■ Records provided ■
§
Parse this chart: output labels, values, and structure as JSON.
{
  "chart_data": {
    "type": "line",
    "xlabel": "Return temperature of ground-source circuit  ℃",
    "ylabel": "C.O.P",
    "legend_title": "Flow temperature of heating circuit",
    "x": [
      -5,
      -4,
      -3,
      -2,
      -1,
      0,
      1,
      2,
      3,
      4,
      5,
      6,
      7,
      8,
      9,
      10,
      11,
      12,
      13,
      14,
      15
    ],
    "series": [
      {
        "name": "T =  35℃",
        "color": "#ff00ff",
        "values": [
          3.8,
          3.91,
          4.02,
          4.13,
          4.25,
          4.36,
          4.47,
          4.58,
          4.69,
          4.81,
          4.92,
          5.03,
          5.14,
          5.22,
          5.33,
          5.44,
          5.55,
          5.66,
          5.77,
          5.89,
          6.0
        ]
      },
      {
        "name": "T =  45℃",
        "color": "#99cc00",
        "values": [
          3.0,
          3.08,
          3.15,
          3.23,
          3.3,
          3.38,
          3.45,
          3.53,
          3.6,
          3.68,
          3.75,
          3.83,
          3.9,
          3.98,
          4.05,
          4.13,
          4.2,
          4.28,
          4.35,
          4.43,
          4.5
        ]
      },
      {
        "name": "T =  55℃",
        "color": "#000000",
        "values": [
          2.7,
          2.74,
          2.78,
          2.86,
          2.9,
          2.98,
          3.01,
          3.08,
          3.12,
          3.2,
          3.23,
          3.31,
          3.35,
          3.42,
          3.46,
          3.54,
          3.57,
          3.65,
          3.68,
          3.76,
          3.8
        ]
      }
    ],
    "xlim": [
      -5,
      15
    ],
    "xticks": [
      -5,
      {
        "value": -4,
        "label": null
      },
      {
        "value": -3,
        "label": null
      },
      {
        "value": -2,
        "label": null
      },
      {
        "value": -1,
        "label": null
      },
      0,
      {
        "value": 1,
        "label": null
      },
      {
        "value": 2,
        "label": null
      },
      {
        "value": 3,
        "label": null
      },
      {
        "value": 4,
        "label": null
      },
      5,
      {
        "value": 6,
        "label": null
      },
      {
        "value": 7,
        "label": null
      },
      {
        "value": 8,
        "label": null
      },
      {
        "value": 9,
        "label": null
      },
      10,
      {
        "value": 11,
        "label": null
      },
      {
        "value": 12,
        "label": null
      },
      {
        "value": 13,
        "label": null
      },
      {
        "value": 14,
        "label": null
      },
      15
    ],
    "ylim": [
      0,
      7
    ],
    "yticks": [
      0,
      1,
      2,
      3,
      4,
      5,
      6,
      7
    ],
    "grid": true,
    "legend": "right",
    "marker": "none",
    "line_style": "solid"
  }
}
§
Each line of the listing should be echoed back exactly.

■ Response for this exercise ■
Parse this chart: output labels, values, and structure as JSON.
{
  "chart_data": {
    "type": "line",
    "xlabel": "Return temperature of ground-source circuit  ℃",
    "ylabel": "C.O.P",
    "legend_title": "Flow temperature of heating circuit",
    "x": [
      -5,
      -4,
      -3,
      -2,
      -1,
      0,
      1,
      2,
      3,
      4,
      5,
      6,
      7,
      8,
      9,
      10,
      11,
      12,
      13,
      14,
      15
    ],
    "series": [
      {
        "name": "T =  35℃",
        "color": "#ff00ff",
        "values": [
          3.8,
          3.91,
          4.02,
          4.13,
          4.25,
          4.36,
          4.47,
          4.58,
          4.69,
          4.81,
          4.92,
          5.03,
          5.14,
          5.22,
          5.33,
          5.44,
          5.55,
          5.66,
          5.77,
          5.89,
          6.0
        ]
      },
      {
        "name": "T =  45℃",
        "color": "#99cc00",
        "values": [
          3.0,
          3.08,
          3.15,
          3.23,
          3.3,
          3.38,
          3.45,
          3.53,
          3.6,
          3.68,
          3.75,
          3.83,
          3.9,
          3.98,
          4.05,
          4.13,
          4.2,
          4.28,
          4.35,
          4.43,
          4.5
        ]
      },
      {
        "name": "T =  55℃",
        "color": "#000000",
        "values": [
          2.7,
          2.74,
          2.78,
          2.86,
          2.9,
          2.98,
          3.01,
          3.08,
          3.12,
          3.2,
          3.23,
          3.31,
          3.35,
          3.42,
          3.46,
          3.54,
          3.57,
          3.65,
          3.68,
          3.76,
          3.8
        ]
      }
    ],
    "xlim": [
      -5,
      15
    ],
    "xticks": [
      -5,
      {
        "value": -4,
        "label": null
      },
      {
        "value": -3,
        "label": null
      },
      {
        "value": -2,
        "label": null
      },
      {
        "value": -1,
        "label": null
      },
      0,
      {
        "value": 1,
        "label": null
      },
      {
        "value": 2,
        "label": null
      },
      {
        "value": 3,
        "label": null
      },
      {
        "value": 4,
        "label": null
      },
      5,
      {
        "value": 6,
        "label": null
      },
      {
        "value": 7,
        "label": null
      },
      {
        "value": 8,
        "label": null
      },
      {
        "value": 9,
        "label": null
      },
      10,
      {
        "value": 11,
        "label": null
      },
      {
        "value": 12,
        "label": null
      },
      {
        "value": 13,
        "label": null
      },
      {
        "value": 14,
        "label": null
      },
      15
    ],
    "ylim": [
      0,
      7
    ],
    "yticks": [
      0,
      1,
      2,
      3,
      4,
      5,
      6,
      7
    ],
    "grid": true,
    "legend": "right",
    "marker": "none",
    "line_style": "solid"
  }
}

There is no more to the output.